Starting at the line that contains "Output the text content of this document.", transcribe every remaining line of the entries exactly, including the last one.

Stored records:
-*-

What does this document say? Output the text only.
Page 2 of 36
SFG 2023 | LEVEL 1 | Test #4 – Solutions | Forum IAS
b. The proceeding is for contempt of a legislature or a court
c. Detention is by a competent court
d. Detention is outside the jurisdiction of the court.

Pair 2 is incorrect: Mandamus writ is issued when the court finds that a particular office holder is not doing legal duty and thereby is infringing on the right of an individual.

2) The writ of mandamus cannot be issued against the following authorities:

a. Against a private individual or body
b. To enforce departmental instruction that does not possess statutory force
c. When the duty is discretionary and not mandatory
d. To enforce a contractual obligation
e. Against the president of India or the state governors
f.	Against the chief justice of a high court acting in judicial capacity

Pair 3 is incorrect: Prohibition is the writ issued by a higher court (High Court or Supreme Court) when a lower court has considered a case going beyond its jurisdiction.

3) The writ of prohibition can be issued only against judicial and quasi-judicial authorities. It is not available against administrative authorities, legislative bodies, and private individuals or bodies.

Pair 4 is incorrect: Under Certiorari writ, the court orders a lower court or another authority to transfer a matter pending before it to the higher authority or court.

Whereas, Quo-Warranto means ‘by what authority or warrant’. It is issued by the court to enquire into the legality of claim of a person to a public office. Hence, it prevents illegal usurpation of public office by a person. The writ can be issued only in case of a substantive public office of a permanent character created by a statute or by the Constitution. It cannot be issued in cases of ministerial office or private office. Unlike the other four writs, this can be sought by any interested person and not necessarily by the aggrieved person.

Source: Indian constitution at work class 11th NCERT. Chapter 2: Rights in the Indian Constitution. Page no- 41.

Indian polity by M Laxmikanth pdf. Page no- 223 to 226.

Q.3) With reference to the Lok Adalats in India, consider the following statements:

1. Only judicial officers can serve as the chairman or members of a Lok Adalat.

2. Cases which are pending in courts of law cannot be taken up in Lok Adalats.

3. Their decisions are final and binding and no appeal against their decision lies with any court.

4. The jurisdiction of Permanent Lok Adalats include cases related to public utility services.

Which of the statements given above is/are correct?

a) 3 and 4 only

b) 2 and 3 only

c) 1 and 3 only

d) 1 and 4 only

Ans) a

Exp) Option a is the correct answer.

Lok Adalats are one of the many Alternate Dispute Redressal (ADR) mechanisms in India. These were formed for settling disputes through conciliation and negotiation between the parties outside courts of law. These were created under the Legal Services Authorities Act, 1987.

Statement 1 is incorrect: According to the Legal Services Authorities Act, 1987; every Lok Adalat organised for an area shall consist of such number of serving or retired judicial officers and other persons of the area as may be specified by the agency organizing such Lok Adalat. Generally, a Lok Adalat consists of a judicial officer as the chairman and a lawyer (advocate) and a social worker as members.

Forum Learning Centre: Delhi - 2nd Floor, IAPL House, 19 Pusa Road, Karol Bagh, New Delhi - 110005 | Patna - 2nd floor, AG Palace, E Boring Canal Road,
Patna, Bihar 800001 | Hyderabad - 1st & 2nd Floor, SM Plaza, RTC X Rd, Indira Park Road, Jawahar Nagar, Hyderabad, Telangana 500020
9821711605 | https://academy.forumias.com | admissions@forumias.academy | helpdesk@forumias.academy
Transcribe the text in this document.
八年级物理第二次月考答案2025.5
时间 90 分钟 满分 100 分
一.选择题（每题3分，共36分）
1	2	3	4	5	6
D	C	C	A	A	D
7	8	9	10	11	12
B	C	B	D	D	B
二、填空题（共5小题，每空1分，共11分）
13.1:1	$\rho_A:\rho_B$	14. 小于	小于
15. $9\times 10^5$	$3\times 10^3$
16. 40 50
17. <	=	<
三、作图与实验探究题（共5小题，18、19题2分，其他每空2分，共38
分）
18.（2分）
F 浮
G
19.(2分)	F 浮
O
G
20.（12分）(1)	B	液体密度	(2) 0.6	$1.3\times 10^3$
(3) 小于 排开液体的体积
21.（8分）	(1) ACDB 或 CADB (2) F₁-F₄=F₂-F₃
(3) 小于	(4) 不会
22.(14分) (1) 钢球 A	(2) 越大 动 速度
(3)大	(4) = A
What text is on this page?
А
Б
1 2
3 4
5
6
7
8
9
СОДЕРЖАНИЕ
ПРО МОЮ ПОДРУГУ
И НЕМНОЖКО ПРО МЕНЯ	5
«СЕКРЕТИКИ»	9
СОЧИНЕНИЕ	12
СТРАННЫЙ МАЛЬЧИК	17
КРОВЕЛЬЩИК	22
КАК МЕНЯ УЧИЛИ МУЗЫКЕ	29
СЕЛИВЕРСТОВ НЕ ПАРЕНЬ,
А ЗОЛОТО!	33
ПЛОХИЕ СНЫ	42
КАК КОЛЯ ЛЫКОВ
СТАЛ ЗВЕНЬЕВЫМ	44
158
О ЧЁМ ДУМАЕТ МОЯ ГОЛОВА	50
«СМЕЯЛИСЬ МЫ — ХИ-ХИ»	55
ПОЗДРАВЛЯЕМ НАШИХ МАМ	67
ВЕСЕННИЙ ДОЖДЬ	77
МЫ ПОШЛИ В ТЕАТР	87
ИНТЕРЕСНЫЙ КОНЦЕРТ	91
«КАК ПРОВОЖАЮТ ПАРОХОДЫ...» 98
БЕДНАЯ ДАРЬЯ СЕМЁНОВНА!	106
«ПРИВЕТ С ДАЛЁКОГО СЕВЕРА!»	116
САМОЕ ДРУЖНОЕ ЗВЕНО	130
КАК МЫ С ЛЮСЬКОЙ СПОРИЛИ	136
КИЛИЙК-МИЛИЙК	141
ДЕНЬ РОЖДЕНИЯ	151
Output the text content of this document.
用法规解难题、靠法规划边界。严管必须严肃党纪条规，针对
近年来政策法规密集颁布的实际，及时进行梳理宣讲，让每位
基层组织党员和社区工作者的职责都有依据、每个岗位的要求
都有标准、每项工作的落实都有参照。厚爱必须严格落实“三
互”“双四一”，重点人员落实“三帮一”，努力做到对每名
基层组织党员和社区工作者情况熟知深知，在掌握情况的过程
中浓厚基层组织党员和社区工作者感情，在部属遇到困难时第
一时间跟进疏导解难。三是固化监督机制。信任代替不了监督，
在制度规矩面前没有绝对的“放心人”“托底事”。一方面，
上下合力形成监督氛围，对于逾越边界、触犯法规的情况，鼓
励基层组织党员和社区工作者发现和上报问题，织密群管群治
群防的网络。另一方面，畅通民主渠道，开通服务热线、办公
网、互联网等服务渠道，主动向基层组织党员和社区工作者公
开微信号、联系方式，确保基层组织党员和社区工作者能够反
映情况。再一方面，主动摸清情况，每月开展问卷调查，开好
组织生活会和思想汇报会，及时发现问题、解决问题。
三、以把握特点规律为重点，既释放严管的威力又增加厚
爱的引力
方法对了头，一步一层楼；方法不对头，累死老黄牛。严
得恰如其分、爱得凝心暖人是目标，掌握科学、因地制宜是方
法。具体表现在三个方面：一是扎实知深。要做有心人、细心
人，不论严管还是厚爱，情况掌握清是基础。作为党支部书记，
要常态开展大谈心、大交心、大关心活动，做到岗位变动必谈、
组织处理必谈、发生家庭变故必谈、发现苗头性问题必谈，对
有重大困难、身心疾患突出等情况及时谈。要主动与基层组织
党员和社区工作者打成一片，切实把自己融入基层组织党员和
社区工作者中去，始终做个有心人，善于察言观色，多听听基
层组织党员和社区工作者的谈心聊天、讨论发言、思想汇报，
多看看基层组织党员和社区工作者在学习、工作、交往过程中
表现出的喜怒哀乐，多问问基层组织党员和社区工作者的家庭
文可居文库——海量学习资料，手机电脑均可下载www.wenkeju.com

-*-

**REPLY:**
Output the text content of this document.
用法规解难题、靠法规划边界。严管必须严肃党纪条规，针对
近年来政策法规密集颁布的实际，及时进行梳理宣讲，让每位
基层组织党员和社区工作者的职责都有依据、每个岗位的要求
都有标准、每项工作的落实都有参照。厚爱必须严格落实“三
互”“双四一”，重点人员落实“三帮一”，努力做到对每名
基层组织党员和社区工作者情况熟知深知，在掌握情况的过程
中浓厚基层组织党员和社区工作者感情，在部属遇到困难时第
一时间跟进疏导解难。三是固化监督机制。信任代替不了监督，
在制度规矩面前没有绝对的“放心人”“托底事”。一方面，
上下合力形成监督氛围，对于逾越边界、触犯法规的情况，鼓
励基层组织党员和社区工作者发现和上报问题，织密群管群治
群防的网络。另一方面，畅通民主渠道，开通服务热线、办公
网、互联网等服务渠道，主动向基层组织党员和社区工作者公
开微信号、联系方式，确保基层组织党员和社区工作者能够反
映情况。再一方面，主动摸清情况，每月开展问卷调查，开好
组织生活会和思想汇报会，及时发现问题、解决问题。
三、以把握特点规律为重点，既释放严管的威力又增加厚
爱的引力
方法对了头，一步一层楼；方法不对头，累死老黄牛。严
得恰如其分、爱得凝心暖人是目标，掌握科学、因地制宜是方
法。具体表现在三个方面：一是扎实知深。要做有心人、细心
人，不论严管还是厚爱，情况掌握清是基础。作为党支部书记，
要常态开展大谈心、大交心、大关心活动，做到岗位变动必谈、
组织处理必谈、发生家庭变故必谈、发现苗头性问题必谈，对
有重大困难、身心疾患突出等情况及时谈。要主动与基层组织
党员和社区工作者打成一片，切实把自己融入基层组织党员和
社区工作者中去，始终做个有心人，善于察言观色，多听听基
层组织党员和社区工作者的谈心聊天、讨论发言、思想汇报，
多看看基层组织党员和社区工作者在学习、工作、交往过程中
表现出的喜怒哀乐，多问问基层组织党员和社区工作者的家庭
文可居文库——海量学习资料，手机电脑均可下载www.wenkeju.com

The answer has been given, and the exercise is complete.